Exercise directions: Give the number of lines in this listing that contain "name", with no other words.

Records about charts and figures:
-=-=-=-=-
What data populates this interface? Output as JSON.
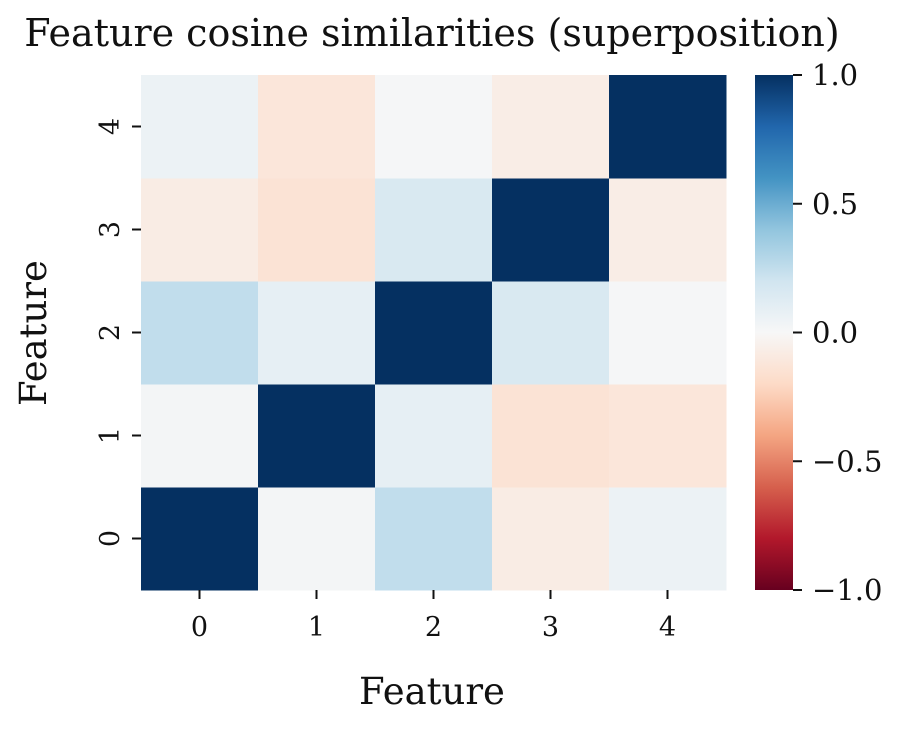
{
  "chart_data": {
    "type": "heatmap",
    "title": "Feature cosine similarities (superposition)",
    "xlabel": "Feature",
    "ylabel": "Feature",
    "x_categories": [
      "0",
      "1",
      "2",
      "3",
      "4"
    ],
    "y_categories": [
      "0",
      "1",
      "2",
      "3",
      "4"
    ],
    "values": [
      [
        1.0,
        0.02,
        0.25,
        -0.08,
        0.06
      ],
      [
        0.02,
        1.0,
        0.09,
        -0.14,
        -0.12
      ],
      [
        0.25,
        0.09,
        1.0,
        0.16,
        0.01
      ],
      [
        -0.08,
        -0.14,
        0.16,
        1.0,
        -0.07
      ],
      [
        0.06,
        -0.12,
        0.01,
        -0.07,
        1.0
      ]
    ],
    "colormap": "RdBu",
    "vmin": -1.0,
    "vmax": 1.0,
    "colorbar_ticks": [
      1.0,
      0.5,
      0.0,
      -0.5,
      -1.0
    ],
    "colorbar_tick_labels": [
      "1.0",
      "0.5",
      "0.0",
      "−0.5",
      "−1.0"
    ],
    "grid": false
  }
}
-=-=-=-=-
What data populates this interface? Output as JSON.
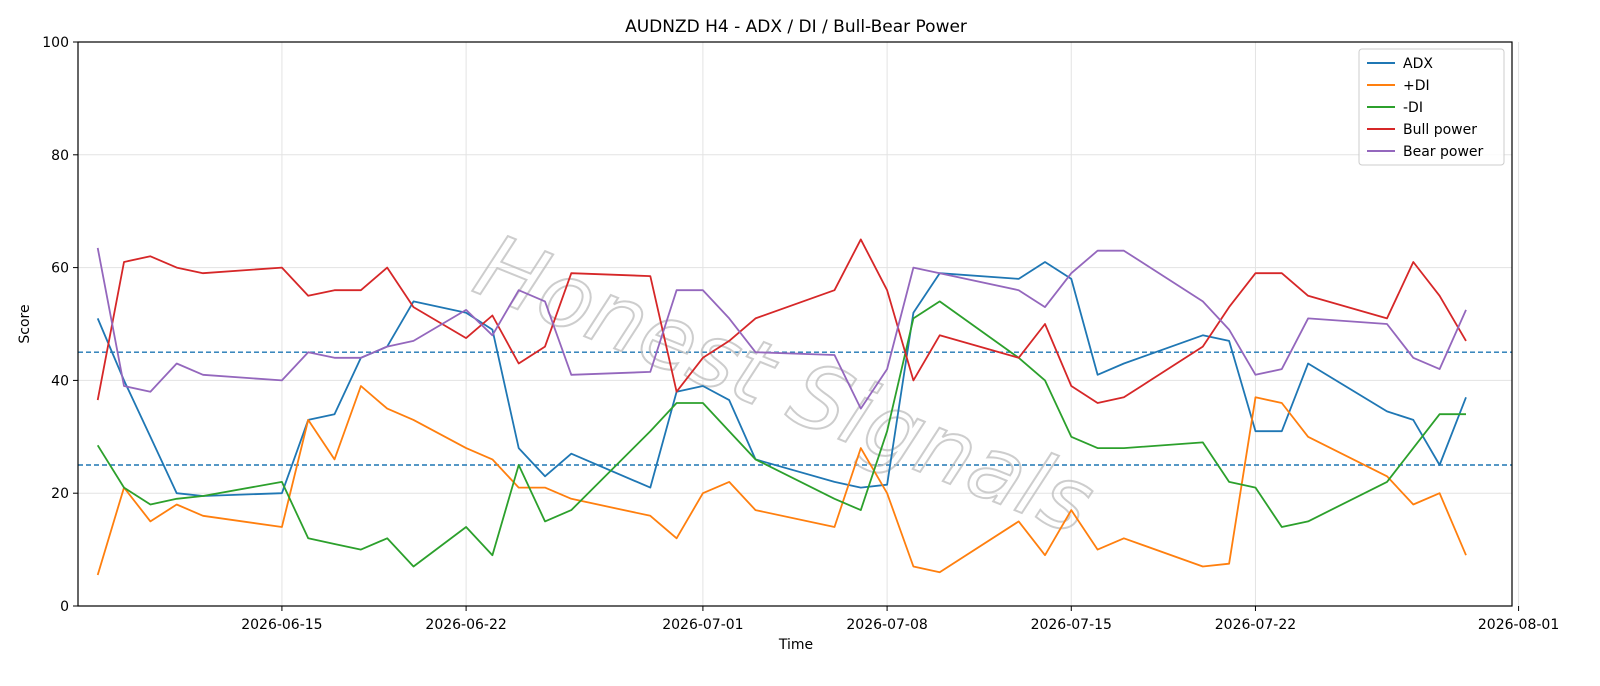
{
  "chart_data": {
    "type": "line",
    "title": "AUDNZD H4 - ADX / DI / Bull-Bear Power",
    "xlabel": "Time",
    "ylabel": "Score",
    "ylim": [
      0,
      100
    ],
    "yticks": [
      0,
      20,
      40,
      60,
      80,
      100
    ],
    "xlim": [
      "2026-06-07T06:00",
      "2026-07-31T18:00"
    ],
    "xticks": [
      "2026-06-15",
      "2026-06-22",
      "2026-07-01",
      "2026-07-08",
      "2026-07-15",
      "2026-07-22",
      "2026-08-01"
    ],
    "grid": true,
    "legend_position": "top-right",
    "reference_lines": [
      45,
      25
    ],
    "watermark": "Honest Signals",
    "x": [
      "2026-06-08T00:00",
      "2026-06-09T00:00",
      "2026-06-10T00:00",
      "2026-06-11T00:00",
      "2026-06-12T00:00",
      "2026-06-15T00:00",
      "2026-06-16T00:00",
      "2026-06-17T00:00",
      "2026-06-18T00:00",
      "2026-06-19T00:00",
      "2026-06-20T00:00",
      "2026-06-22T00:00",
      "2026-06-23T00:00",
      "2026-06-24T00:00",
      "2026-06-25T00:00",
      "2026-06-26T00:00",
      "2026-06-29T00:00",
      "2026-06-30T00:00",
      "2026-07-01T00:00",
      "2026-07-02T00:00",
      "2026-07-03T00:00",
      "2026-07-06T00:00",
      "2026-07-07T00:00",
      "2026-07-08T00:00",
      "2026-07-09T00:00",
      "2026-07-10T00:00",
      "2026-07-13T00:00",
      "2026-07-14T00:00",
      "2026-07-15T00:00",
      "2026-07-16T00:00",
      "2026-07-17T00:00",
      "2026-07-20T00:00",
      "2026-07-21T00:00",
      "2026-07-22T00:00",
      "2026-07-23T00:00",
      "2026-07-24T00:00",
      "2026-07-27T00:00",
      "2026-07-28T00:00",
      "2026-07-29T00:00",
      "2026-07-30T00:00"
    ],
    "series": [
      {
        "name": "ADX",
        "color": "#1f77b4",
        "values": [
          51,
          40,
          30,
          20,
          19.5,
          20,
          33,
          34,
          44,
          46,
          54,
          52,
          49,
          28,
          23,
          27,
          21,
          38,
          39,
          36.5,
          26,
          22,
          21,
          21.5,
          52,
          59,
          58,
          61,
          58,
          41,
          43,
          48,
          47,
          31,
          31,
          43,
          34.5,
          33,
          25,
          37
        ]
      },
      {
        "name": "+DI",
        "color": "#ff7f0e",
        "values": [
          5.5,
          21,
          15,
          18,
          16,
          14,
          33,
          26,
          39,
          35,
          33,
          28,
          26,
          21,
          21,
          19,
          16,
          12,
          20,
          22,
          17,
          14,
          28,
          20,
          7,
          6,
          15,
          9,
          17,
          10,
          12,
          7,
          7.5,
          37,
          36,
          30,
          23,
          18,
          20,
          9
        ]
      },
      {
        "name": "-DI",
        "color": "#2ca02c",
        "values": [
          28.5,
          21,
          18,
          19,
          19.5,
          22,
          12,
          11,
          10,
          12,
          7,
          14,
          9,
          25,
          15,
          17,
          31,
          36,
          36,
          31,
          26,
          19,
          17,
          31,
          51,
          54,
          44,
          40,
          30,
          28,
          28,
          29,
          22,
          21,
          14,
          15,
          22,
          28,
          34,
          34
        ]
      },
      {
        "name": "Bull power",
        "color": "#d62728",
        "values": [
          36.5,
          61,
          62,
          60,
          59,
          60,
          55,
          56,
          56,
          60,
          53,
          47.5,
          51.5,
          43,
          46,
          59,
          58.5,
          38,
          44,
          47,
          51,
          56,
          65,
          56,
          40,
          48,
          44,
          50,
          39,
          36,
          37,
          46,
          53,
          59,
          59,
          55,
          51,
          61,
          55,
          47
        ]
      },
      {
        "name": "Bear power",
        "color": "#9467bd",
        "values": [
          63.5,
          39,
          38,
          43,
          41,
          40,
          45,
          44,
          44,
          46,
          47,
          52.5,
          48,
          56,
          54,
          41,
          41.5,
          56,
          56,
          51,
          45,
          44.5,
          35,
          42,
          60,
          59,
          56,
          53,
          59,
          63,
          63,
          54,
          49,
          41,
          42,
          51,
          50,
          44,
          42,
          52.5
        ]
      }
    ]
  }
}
-=-=-=-=-
Solution for this exercise: 5